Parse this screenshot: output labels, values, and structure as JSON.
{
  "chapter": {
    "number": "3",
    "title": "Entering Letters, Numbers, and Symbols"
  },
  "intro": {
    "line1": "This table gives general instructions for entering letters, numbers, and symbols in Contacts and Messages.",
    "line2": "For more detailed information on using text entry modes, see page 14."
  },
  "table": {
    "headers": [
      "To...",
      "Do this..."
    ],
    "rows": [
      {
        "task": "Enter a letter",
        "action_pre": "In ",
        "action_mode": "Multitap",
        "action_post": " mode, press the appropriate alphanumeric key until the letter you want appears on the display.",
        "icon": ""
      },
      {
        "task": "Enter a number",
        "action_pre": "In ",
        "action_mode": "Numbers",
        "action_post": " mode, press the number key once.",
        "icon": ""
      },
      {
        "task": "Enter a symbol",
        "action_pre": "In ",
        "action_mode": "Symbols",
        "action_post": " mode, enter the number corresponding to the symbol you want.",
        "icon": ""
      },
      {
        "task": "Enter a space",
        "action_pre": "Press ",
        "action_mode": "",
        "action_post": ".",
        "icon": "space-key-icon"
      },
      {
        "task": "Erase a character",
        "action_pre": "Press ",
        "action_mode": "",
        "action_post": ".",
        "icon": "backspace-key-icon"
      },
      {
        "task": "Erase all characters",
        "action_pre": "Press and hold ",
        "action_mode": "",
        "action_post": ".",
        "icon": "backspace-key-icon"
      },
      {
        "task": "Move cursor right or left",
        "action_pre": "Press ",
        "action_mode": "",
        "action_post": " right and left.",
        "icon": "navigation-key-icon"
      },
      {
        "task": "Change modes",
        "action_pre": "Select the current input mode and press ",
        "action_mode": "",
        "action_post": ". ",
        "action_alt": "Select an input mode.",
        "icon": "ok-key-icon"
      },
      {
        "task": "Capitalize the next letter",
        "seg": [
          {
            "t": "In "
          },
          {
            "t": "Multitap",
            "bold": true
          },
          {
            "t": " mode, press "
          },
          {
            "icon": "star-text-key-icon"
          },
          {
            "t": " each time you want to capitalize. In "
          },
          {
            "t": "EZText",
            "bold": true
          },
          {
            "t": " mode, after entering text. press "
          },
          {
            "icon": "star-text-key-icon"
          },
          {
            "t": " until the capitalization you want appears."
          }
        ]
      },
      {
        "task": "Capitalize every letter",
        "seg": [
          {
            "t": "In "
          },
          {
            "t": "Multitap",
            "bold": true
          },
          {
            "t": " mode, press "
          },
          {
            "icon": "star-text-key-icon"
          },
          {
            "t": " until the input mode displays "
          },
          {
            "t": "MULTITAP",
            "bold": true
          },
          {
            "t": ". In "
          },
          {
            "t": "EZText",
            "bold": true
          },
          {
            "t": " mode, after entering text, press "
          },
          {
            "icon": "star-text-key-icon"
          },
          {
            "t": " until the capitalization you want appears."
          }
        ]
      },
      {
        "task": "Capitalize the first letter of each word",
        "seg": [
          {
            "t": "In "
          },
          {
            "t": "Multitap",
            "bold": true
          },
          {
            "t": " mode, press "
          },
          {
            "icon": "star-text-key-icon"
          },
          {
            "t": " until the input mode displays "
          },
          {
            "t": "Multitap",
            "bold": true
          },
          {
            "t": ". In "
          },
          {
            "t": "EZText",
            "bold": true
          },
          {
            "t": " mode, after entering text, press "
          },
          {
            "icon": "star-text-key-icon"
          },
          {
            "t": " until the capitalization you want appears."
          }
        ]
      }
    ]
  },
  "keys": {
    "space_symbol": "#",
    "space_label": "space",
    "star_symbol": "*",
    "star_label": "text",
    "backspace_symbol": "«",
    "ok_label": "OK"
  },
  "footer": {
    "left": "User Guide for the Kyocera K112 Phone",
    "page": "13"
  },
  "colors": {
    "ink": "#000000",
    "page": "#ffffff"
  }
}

--------------------

Work required: Reproduce the complete set of lines precisely as supplied.

Written solution:
Parse this screenshot: output labels, values, and structure as JSON.
{
  "chapter": {
    "number": "3",
    "title": "Entering Letters, Numbers, and Symbols"
  },
  "intro": {
    "line1": "This table gives general instructions for entering letters, numbers, and symbols in Contacts and Messages.",
    "line2": "For more detailed information on using text entry modes, see page 14."
  },
  "table": {
    "headers": [
      "To...",
      "Do this..."
    ],
    "rows": [
      {
        "task": "Enter a letter",
        "action_pre": "In ",
        "action_mode": "Multitap",
        "action_post": " mode, press the appropriate alphanumeric key until the letter you want appears on the display.",
        "icon": ""
      },
      {
        "task": "Enter a number",
        "action_pre": "In ",
        "action_mode": "Numbers",
        "action_post": " mode, press the number key once.",
        "icon": ""
      },
      {
        "task": "Enter a symbol",
        "action_pre": "In ",
        "action_mode": "Symbols",
        "action_post": " mode, enter the number corresponding to the symbol you want.",
        "icon": ""
      },
      {
        "task": "Enter a space",
        "action_pre": "Press ",
        "action_mode": "",
        "action_post": ".",
        "icon": "space-key-icon"
      },
      {
        "task": "Erase a character",
        "action_pre": "Press ",
        "action_mode": "",
        "action_post": ".",
        "icon": "backspace-key-icon"
      },
      {
        "task": "Erase all characters",
        "action_pre": "Press and hold ",
        "action_mode": "",
        "action_post": ".",
        "icon": "backspace-key-icon"
      },
      {
        "task": "Move cursor right or left",
        "action_pre": "Press ",
        "action_mode": "",
        "action_post": " right and left.",
        "icon": "navigation-key-icon"
      },
      {
        "task": "Change modes",
        "action_pre": "Select the current input mode and press ",
        "action_mode": "",
        "action_post": ". ",
        "action_alt": "Select an input mode.",
        "icon": "ok-key-icon"
      },
      {
        "task": "Capitalize the next letter",
        "seg": [
          {
            "t": "In "
          },
          {
            "t": "Multitap",
            "bold": true
          },
          {
            "t": " mode, press "
          },
          {
            "icon": "star-text-key-icon"
          },
          {
            "t": " each time you want to capitalize. In "
          },
          {
            "t": "EZText",
            "bold": true
          },
          {
            "t": " mode, after entering text. press "
          },
          {
            "icon": "star-text-key-icon"
          },
          {
            "t": " until the capitalization you want appears."
          }
        ]
      },
      {
        "task": "Capitalize every letter",
        "seg": [
          {
            "t": "In "
          },
          {
            "t": "Multitap",
            "bold": true
          },
          {
            "t": " mode, press "
          },
          {
            "icon": "star-text-key-icon"
          },
          {
            "t": " until the input mode displays "
          },
          {
            "t": "MULTITAP",
            "bold": true
          },
          {
            "t": ". In "
          },
          {
            "t": "EZText",
            "bold": true
          },
          {
            "t": " mode, after entering text, press "
          },
          {
            "icon": "star-text-key-icon"
          },
          {
            "t": " until the capitalization you want appears."
          }
        ]
      },
      {
        "task": "Capitalize the first letter of each word",
        "seg": [
          {
            "t": "In "
          },
          {
            "t": "Multitap",
            "bold": true
          },
          {
            "t": " mode, press "
          },
          {
            "icon": "star-text-key-icon"
          },
          {
            "t": " until the input mode displays "
          },
          {
            "t": "Multitap",
            "bold": true
          },
          {
            "t": ". In "
          },
          {
            "t": "EZText",
            "bold": true
          },
          {
            "t": " mode, after entering text, press "
          },
          {
            "icon": "star-text-key-icon"
          },
          {
            "t": " until the capitalization you want appears."
          }
        ]
      }
    ]
  },
  "keys": {
    "space_symbol": "#",
    "space_label": "space",
    "star_symbol": "*",
    "star_label": "text",
    "backspace_symbol": "«",
    "ok_label": "OK"
  },
  "footer": {
    "left": "User Guide for the Kyocera K112 Phone",
    "page": "13"
  },
  "colors": {
    "ink": "#000000",
    "page": "#ffffff"
  }
}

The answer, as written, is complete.